■ WHAT THE TASK ASKS ■
Copy the data precisely, character for character, and leave out every picture.

■ DATASET ■
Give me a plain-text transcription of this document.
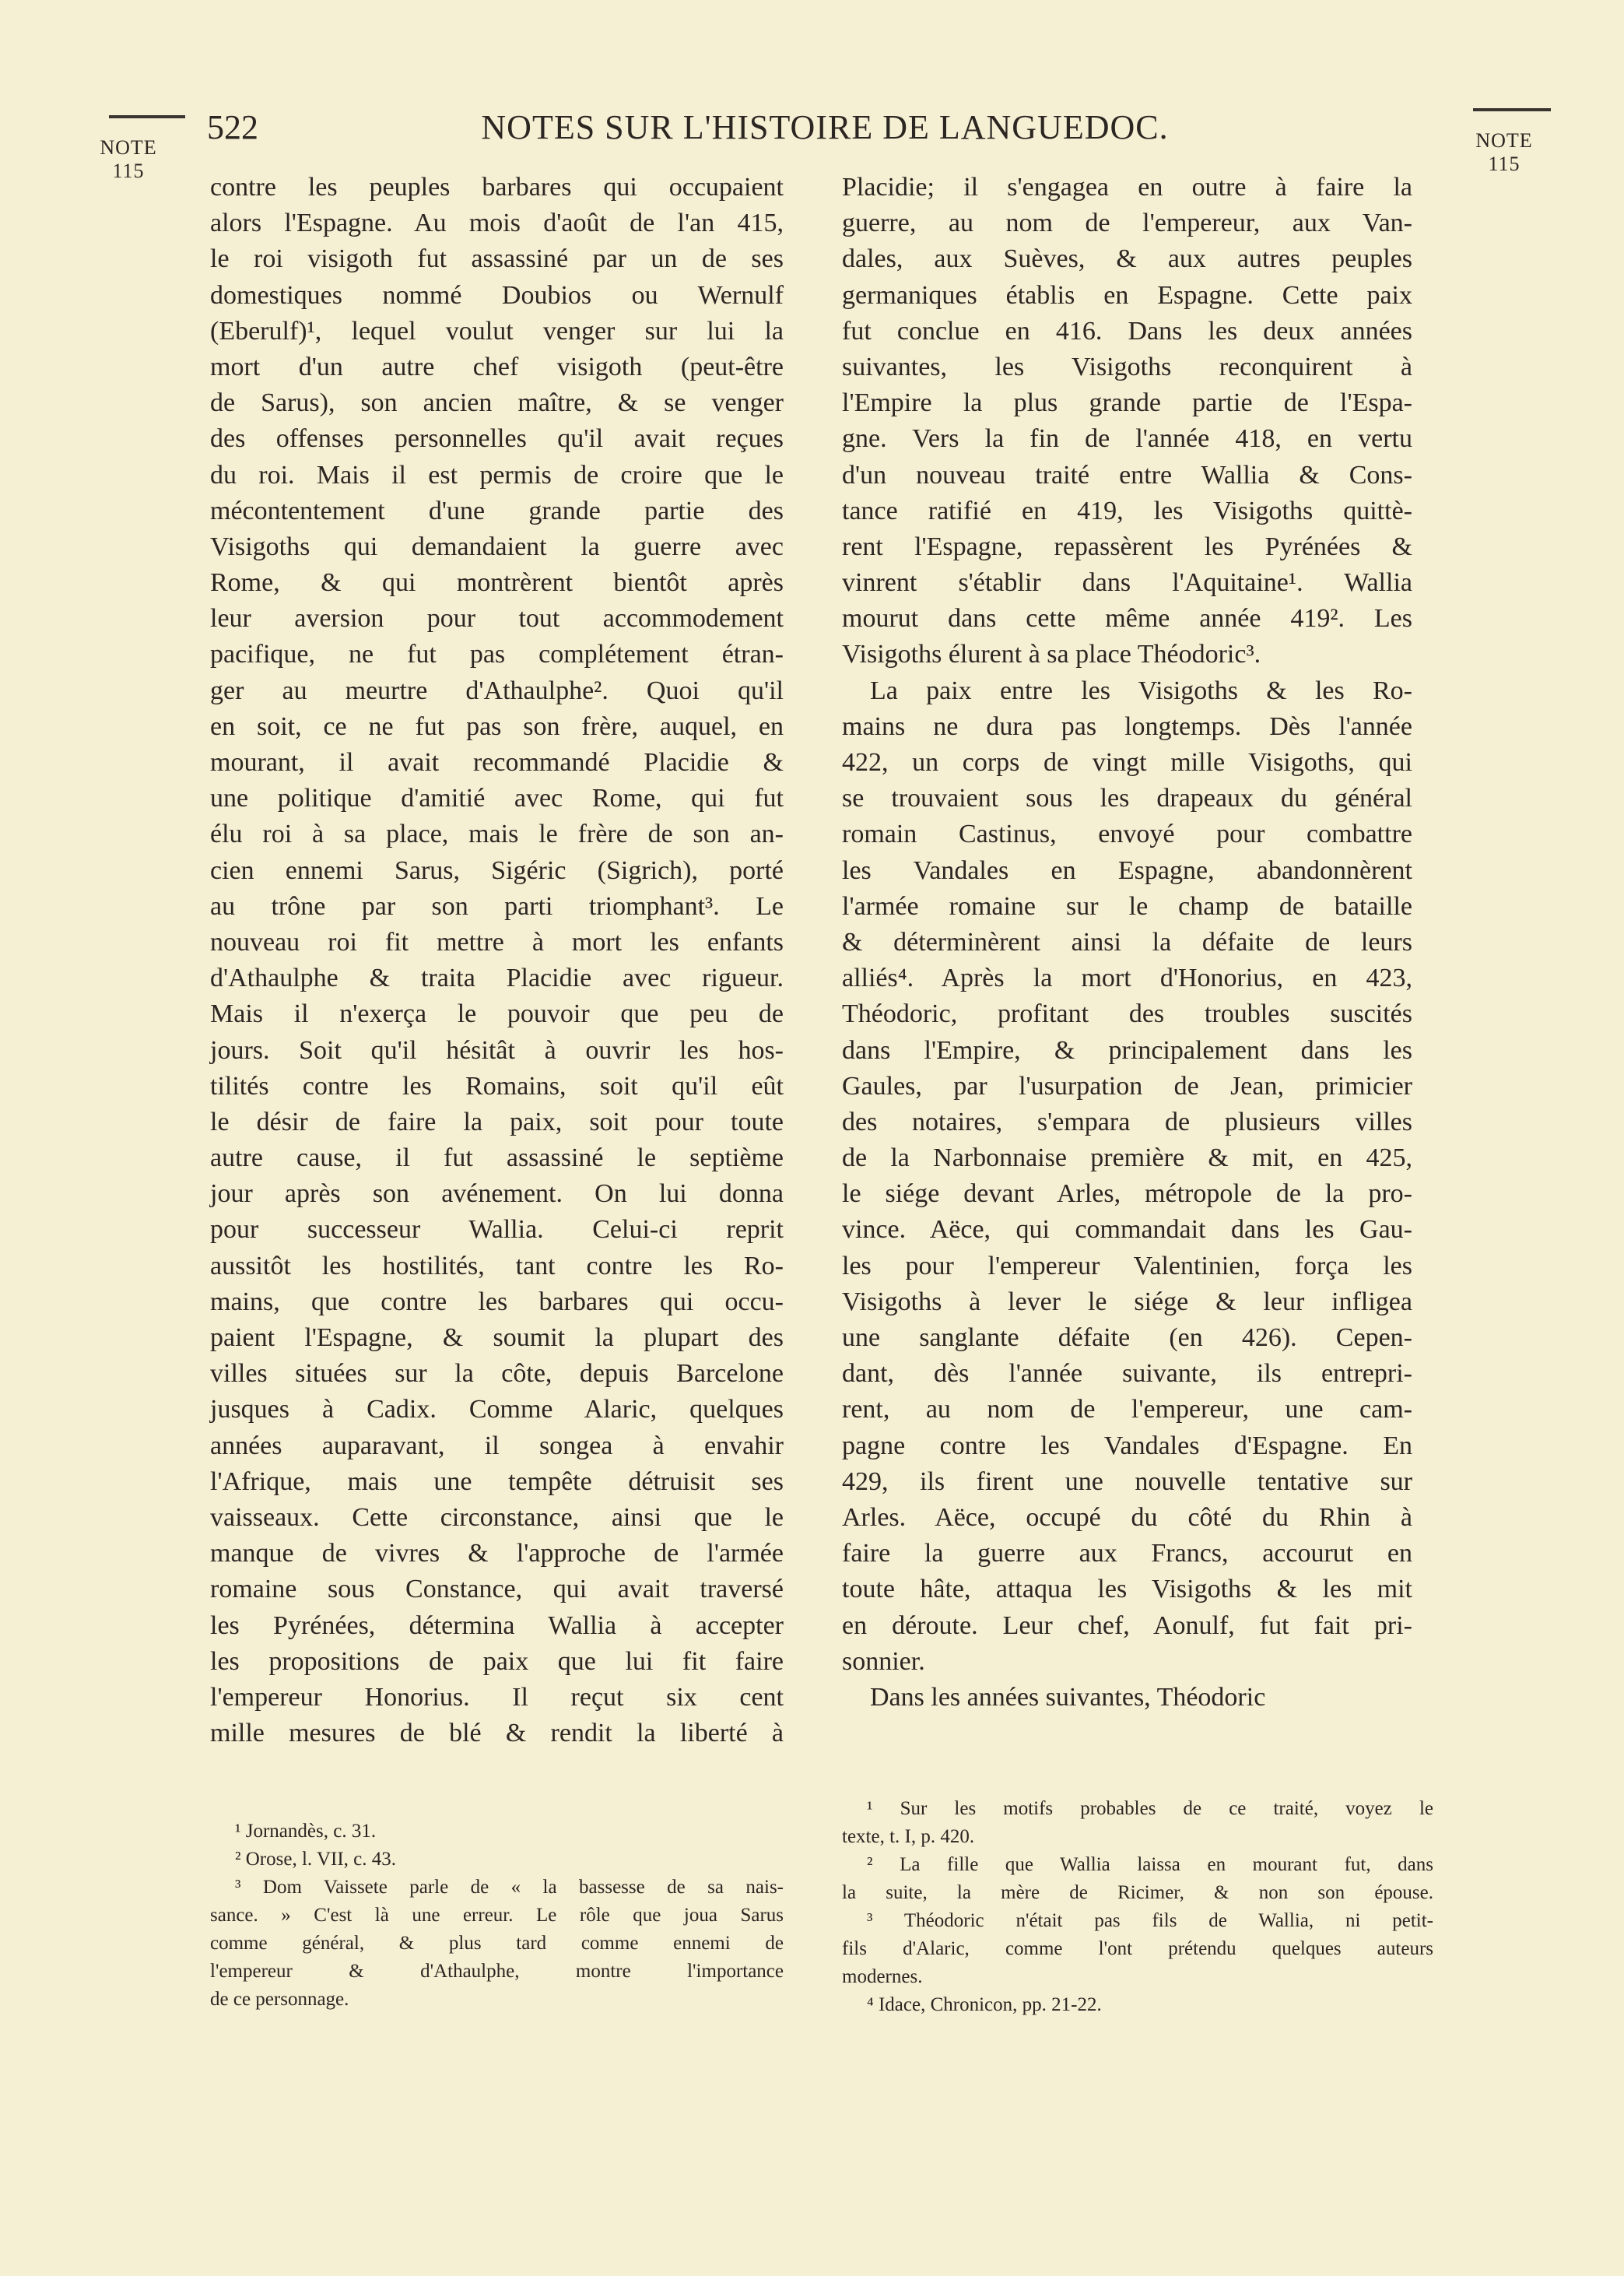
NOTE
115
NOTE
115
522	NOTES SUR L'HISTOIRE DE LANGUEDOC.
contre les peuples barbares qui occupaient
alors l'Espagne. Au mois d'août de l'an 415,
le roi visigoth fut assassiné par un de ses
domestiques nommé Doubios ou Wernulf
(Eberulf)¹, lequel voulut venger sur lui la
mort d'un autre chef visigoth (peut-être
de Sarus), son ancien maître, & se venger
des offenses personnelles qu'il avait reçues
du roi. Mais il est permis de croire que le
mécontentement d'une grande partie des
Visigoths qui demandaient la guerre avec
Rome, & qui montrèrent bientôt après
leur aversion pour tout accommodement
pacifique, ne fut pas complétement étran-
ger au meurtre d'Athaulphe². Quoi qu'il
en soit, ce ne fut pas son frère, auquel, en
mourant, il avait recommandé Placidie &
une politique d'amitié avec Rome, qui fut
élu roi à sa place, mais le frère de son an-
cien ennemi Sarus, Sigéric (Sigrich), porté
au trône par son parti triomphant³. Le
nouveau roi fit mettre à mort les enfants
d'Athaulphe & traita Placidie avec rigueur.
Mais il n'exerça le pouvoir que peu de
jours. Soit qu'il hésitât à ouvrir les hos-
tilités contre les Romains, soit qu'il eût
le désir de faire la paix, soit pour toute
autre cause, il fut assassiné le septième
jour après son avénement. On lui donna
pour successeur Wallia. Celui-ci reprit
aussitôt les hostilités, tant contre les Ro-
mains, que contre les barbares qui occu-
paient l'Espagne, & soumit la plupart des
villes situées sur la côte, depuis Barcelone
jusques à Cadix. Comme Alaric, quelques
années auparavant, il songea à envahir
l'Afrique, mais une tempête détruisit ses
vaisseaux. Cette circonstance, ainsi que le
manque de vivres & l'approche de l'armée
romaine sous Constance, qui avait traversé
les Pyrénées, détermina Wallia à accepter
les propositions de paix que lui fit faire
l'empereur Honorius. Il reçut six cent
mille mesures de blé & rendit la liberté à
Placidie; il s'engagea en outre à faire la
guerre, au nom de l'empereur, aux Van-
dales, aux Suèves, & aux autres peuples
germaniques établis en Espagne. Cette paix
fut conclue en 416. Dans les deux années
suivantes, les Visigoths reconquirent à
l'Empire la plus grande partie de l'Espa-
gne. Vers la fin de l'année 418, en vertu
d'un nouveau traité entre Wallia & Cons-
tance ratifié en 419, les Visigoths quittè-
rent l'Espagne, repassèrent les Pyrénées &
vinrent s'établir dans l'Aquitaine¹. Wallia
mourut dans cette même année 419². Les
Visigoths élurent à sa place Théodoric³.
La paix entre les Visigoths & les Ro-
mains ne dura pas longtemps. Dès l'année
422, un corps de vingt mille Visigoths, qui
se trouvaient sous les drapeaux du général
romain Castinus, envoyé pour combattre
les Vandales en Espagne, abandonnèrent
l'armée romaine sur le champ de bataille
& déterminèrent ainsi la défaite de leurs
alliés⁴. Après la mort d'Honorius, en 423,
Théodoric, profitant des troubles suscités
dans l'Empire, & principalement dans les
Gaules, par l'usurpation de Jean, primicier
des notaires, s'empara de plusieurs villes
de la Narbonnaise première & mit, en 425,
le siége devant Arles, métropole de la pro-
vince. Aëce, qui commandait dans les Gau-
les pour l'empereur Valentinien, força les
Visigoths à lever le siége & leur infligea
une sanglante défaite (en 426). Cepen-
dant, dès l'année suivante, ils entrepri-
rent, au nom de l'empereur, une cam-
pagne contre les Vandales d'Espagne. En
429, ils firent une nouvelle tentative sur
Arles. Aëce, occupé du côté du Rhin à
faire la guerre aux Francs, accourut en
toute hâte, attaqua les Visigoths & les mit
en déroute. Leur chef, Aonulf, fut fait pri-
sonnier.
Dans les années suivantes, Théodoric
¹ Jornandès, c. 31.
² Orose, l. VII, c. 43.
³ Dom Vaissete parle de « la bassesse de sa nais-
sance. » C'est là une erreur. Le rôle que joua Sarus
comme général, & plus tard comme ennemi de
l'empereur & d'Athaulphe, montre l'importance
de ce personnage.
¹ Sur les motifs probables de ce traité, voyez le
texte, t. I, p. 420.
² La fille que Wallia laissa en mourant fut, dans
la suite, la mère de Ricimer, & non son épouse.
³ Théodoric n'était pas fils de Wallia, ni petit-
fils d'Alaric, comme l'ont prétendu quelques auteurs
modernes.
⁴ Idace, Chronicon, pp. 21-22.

■ FINAL ANSWER ■
Give me a plain-text transcription of this document.
NOTE
115
NOTE
115
522	NOTES SUR L'HISTOIRE DE LANGUEDOC.
contre les peuples barbares qui occupaient
alors l'Espagne. Au mois d'août de l'an 415,
le roi visigoth fut assassiné par un de ses
domestiques nommé Doubios ou Wernulf
(Eberulf)¹, lequel voulut venger sur lui la
mort d'un autre chef visigoth (peut-être
de Sarus), son ancien maître, & se venger
des offenses personnelles qu'il avait reçues
du roi. Mais il est permis de croire que le
mécontentement d'une grande partie des
Visigoths qui demandaient la guerre avec
Rome, & qui montrèrent bientôt après
leur aversion pour tout accommodement
pacifique, ne fut pas complétement étran-
ger au meurtre d'Athaulphe². Quoi qu'il
en soit, ce ne fut pas son frère, auquel, en
mourant, il avait recommandé Placidie &
une politique d'amitié avec Rome, qui fut
élu roi à sa place, mais le frère de son an-
cien ennemi Sarus, Sigéric (Sigrich), porté
au trône par son parti triomphant³. Le
nouveau roi fit mettre à mort les enfants
d'Athaulphe & traita Placidie avec rigueur.
Mais il n'exerça le pouvoir que peu de
jours. Soit qu'il hésitât à ouvrir les hos-
tilités contre les Romains, soit qu'il eût
le désir de faire la paix, soit pour toute
autre cause, il fut assassiné le septième
jour après son avénement. On lui donna
pour successeur Wallia. Celui-ci reprit
aussitôt les hostilités, tant contre les Ro-
mains, que contre les barbares qui occu-
paient l'Espagne, & soumit la plupart des
villes situées sur la côte, depuis Barcelone
jusques à Cadix. Comme Alaric, quelques
années auparavant, il songea à envahir
l'Afrique, mais une tempête détruisit ses
vaisseaux. Cette circonstance, ainsi que le
manque de vivres & l'approche de l'armée
romaine sous Constance, qui avait traversé
les Pyrénées, détermina Wallia à accepter
les propositions de paix que lui fit faire
l'empereur Honorius. Il reçut six cent
mille mesures de blé & rendit la liberté à
Placidie; il s'engagea en outre à faire la
guerre, au nom de l'empereur, aux Van-
dales, aux Suèves, & aux autres peuples
germaniques établis en Espagne. Cette paix
fut conclue en 416. Dans les deux années
suivantes, les Visigoths reconquirent à
l'Empire la plus grande partie de l'Espa-
gne. Vers la fin de l'année 418, en vertu
d'un nouveau traité entre Wallia & Cons-
tance ratifié en 419, les Visigoths quittè-
rent l'Espagne, repassèrent les Pyrénées &
vinrent s'établir dans l'Aquitaine¹. Wallia
mourut dans cette même année 419². Les
Visigoths élurent à sa place Théodoric³.
La paix entre les Visigoths & les Ro-
mains ne dura pas longtemps. Dès l'année
422, un corps de vingt mille Visigoths, qui
se trouvaient sous les drapeaux du général
romain Castinus, envoyé pour combattre
les Vandales en Espagne, abandonnèrent
l'armée romaine sur le champ de bataille
& déterminèrent ainsi la défaite de leurs
alliés⁴. Après la mort d'Honorius, en 423,
Théodoric, profitant des troubles suscités
dans l'Empire, & principalement dans les
Gaules, par l'usurpation de Jean, primicier
des notaires, s'empara de plusieurs villes
de la Narbonnaise première & mit, en 425,
le siége devant Arles, métropole de la pro-
vince. Aëce, qui commandait dans les Gau-
les pour l'empereur Valentinien, força les
Visigoths à lever le siége & leur infligea
une sanglante défaite (en 426). Cepen-
dant, dès l'année suivante, ils entrepri-
rent, au nom de l'empereur, une cam-
pagne contre les Vandales d'Espagne. En
429, ils firent une nouvelle tentative sur
Arles. Aëce, occupé du côté du Rhin à
faire la guerre aux Francs, accourut en
toute hâte, attaqua les Visigoths & les mit
en déroute. Leur chef, Aonulf, fut fait pri-
sonnier.
Dans les années suivantes, Théodoric
¹ Jornandès, c. 31.
² Orose, l. VII, c. 43.
³ Dom Vaissete parle de « la bassesse de sa nais-
sance. » C'est là une erreur. Le rôle que joua Sarus
comme général, & plus tard comme ennemi de
l'empereur & d'Athaulphe, montre l'importance
de ce personnage.
¹ Sur les motifs probables de ce traité, voyez le
texte, t. I, p. 420.
² La fille que Wallia laissa en mourant fut, dans
la suite, la mère de Ricimer, & non son épouse.
³ Théodoric n'était pas fils de Wallia, ni petit-
fils d'Alaric, comme l'ont prétendu quelques auteurs
modernes.
⁴ Idace, Chronicon, pp. 21-22.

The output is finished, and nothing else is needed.